- **Exercise task**:
Take the entries below and reproduce them word for word.

- **Data supplied**:
········
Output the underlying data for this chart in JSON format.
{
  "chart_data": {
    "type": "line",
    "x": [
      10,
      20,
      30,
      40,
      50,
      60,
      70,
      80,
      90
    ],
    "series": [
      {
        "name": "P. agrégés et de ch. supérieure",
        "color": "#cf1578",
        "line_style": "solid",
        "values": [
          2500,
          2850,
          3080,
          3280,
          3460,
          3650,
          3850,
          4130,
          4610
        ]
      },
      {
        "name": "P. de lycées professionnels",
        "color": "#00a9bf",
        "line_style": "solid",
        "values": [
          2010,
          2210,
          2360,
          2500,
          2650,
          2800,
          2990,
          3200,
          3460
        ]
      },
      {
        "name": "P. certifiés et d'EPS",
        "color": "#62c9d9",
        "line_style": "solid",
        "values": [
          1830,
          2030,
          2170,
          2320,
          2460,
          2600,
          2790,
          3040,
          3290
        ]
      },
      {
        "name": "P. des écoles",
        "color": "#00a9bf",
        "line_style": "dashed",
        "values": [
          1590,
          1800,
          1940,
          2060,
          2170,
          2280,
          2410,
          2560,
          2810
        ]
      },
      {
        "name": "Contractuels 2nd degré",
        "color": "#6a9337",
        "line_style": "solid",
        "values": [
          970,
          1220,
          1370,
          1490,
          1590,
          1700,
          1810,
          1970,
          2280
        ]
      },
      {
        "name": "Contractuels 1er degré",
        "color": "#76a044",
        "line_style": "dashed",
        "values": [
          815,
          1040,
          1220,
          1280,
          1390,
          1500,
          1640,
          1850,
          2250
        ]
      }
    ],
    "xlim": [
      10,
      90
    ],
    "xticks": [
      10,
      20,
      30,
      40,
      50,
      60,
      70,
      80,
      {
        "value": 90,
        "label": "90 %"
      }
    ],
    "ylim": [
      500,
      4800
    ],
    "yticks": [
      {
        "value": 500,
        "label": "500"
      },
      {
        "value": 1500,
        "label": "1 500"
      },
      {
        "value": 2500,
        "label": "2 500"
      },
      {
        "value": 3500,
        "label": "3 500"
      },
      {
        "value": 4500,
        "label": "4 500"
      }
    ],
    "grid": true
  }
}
········
- **Output for this exercise**:
Output the underlying data for this chart in JSON format.
{
  "chart_data": {
    "type": "line",
    "x": [
      10,
      20,
      30,
      40,
      50,
      60,
      70,
      80,
      90
    ],
    "series": [
      {
        "name": "P. agrégés et de ch. supérieure",
        "color": "#cf1578",
        "line_style": "solid",
        "values": [
          2500,
          2850,
          3080,
          3280,
          3460,
          3650,
          3850,
          4130,
          4610
        ]
      },
      {
        "name": "P. de lycées professionnels",
        "color": "#00a9bf",
        "line_style": "solid",
        "values": [
          2010,
          2210,
          2360,
          2500,
          2650,
          2800,
          2990,
          3200,
          3460
        ]
      },
      {
        "name": "P. certifiés et d'EPS",
        "color": "#62c9d9",
        "line_style": "solid",
        "values": [
          1830,
          2030,
          2170,
          2320,
          2460,
          2600,
          2790,
          3040,
          3290
        ]
      },
      {
        "name": "P. des écoles",
        "color": "#00a9bf",
        "line_style": "dashed",
        "values": [
          1590,
          1800,
          1940,
          2060,
          2170,
          2280,
          2410,
          2560,
          2810
        ]
      },
      {
        "name": "Contractuels 2nd degré",
        "color": "#6a9337",
        "line_style": "solid",
        "values": [
          970,
          1220,
          1370,
          1490,
          1590,
          1700,
          1810,
          1970,
          2280
        ]
      },
      {
        "name": "Contractuels 1er degré",
        "color": "#76a044",
        "line_style": "dashed",
        "values": [
          815,
          1040,
          1220,
          1280,
          1390,
          1500,
          1640,
          1850,
          2250
        ]
      }
    ],
    "xlim": [
      10,
      90
    ],
    "xticks": [
      10,
      20,
      30,
      40,
      50,
      60,
      70,
      80,
      {
        "value": 90,
        "label": "90 %"
      }
    ],
    "ylim": [
      500,
      4800
    ],
    "yticks": [
      {
        "value": 500,
        "label": "500"
      },
      {
        "value": 1500,
        "label": "1 500"
      },
      {
        "value": 2500,
        "label": "2 500"
      },
      {
        "value": 3500,
        "label": "3 500"
      },
      {
        "value": 4500,
        "label": "4 500"
      }
    ],
    "grid": true
  }
}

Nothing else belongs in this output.